== Problem to solve ==
Please edit the material from its start through the line containing "card-corner (1722, 680, 1733, 691)", including that line, by replacing "limited-tag" with "exclusive-tag" and leaving everything else unchanged.

Some records
*****
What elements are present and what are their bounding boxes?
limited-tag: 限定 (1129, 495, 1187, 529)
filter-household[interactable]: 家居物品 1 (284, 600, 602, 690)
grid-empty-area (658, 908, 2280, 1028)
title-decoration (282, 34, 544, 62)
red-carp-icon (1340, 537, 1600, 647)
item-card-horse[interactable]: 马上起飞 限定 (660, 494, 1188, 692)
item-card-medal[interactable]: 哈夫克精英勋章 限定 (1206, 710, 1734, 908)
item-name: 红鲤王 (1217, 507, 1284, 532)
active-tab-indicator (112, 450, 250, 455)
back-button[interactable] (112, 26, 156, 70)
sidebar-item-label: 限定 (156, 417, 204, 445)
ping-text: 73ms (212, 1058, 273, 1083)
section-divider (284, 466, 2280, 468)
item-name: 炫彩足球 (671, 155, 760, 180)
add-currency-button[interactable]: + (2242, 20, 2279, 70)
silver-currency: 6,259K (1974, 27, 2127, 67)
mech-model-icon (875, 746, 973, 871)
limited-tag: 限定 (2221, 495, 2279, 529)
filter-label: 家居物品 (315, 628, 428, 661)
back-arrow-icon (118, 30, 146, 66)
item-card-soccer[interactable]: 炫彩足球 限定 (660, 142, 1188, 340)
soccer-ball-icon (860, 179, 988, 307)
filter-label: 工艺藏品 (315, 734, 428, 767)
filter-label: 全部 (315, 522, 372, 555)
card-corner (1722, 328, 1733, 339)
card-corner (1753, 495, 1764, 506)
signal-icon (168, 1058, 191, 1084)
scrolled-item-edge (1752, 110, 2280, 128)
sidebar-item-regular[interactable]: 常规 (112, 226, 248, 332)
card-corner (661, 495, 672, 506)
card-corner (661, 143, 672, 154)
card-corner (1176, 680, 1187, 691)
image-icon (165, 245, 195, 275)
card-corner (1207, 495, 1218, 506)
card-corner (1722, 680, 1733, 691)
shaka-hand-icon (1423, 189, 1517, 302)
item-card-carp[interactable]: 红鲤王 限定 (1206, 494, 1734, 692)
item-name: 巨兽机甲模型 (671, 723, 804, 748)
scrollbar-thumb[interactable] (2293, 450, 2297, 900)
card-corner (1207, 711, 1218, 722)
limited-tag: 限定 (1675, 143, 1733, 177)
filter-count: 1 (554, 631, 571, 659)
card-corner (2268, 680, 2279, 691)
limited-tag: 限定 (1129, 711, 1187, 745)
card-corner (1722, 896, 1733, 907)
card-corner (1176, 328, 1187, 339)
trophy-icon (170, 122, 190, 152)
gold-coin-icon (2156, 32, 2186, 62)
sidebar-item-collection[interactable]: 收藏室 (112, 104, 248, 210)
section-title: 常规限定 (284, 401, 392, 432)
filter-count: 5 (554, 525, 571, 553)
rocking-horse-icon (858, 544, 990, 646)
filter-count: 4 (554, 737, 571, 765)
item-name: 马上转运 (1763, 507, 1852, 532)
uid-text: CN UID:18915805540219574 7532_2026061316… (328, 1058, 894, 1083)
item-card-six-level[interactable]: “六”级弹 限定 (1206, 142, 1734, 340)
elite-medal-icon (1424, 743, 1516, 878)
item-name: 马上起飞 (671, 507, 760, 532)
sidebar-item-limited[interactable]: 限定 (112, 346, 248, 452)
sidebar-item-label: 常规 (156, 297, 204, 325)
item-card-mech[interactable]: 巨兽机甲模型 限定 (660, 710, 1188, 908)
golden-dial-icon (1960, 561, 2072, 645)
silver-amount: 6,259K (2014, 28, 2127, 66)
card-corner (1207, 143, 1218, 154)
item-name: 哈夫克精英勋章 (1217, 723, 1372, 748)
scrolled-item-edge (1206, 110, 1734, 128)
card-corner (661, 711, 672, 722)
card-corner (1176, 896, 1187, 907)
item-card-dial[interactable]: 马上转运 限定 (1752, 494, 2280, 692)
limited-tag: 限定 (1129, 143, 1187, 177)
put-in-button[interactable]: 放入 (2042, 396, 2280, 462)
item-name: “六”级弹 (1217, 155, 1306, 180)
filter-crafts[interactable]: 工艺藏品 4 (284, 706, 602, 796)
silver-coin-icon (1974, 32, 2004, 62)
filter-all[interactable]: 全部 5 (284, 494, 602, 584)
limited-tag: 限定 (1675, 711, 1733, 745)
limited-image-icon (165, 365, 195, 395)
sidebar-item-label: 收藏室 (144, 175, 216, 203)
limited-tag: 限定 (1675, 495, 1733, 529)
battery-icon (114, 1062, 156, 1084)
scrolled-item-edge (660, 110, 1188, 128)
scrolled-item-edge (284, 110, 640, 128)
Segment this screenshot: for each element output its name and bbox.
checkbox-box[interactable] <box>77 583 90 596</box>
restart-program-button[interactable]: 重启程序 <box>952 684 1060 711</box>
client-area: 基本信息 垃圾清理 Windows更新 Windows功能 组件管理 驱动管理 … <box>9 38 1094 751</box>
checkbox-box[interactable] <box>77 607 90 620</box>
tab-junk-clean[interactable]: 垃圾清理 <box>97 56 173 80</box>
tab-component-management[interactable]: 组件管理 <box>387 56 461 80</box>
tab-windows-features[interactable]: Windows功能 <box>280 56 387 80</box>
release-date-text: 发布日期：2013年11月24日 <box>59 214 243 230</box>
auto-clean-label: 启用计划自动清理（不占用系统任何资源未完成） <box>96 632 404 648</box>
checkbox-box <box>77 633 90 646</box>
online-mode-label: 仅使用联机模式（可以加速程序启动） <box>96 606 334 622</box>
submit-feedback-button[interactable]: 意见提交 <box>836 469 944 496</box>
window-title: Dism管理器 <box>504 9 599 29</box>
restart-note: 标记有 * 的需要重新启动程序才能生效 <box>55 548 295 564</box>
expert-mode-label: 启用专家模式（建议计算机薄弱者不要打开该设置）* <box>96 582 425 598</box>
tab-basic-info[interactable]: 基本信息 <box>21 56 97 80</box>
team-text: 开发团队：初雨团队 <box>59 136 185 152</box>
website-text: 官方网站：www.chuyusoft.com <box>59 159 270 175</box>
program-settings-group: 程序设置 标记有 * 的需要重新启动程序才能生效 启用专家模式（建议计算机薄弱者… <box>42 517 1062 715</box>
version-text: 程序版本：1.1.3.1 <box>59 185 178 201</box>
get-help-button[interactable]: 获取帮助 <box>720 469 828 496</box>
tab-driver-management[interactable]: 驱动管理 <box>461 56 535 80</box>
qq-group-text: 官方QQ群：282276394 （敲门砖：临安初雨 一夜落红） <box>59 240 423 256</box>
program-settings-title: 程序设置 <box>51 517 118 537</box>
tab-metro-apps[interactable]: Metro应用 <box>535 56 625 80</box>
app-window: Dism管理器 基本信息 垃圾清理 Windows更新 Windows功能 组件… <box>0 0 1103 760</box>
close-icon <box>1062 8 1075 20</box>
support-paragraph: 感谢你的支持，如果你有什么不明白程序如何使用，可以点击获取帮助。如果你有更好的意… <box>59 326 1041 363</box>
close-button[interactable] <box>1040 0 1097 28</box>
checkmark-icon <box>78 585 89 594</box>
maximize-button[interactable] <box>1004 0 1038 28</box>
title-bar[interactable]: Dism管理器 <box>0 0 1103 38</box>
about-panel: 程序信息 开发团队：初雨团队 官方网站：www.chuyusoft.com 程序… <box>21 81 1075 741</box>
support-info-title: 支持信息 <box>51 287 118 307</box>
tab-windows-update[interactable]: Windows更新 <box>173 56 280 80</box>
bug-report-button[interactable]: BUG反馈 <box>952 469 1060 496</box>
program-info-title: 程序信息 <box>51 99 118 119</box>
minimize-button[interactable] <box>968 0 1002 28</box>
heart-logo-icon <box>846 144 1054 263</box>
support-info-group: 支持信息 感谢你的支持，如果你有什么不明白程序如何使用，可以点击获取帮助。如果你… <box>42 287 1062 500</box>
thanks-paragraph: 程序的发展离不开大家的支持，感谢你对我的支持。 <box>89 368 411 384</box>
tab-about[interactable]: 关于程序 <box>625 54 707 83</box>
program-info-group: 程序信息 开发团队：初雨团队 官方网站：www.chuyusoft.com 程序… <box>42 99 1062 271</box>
*****
== Result of the task ==
What elements are present and what are their bounding boxes?
exclusive-tag: 限定 (1129, 495, 1187, 529)
filter-household[interactable]: 家居物品 1 (284, 600, 602, 690)
grid-empty-area (658, 908, 2280, 1028)
title-decoration (282, 34, 544, 62)
red-carp-icon (1340, 537, 1600, 647)
item-card-horse[interactable]: 马上起飞 限定 (660, 494, 1188, 692)
item-card-medal[interactable]: 哈夫克精英勋章 限定 (1206, 710, 1734, 908)
item-name: 红鲤王 (1217, 507, 1284, 532)
active-tab-indicator (112, 450, 250, 455)
back-button[interactable] (112, 26, 156, 70)
sidebar-item-label: 限定 (156, 417, 204, 445)
ping-text: 73ms (212, 1058, 273, 1083)
section-divider (284, 466, 2280, 468)
item-name: 炫彩足球 (671, 155, 760, 180)
add-currency-button[interactable]: + (2242, 20, 2279, 70)
silver-currency: 6,259K (1974, 27, 2127, 67)
mech-model-icon (875, 746, 973, 871)
exclusive-tag: 限定 (2221, 495, 2279, 529)
filter-label: 家居物品 (315, 628, 428, 661)
back-arrow-icon (118, 30, 146, 66)
item-card-soccer[interactable]: 炫彩足球 限定 (660, 142, 1188, 340)
soccer-ball-icon (860, 179, 988, 307)
filter-label: 工艺藏品 (315, 734, 428, 767)
filter-label: 全部 (315, 522, 372, 555)
card-corner (1722, 328, 1733, 339)
card-corner (1753, 495, 1764, 506)
signal-icon (168, 1058, 191, 1084)
scrolled-item-edge (1752, 110, 2280, 128)
sidebar-item-regular[interactable]: 常规 (112, 226, 248, 332)
card-corner (661, 495, 672, 506)
card-corner (661, 143, 672, 154)
card-corner (1176, 680, 1187, 691)
image-icon (165, 245, 195, 275)
card-corner (1207, 495, 1218, 506)
card-corner (1722, 680, 1733, 691)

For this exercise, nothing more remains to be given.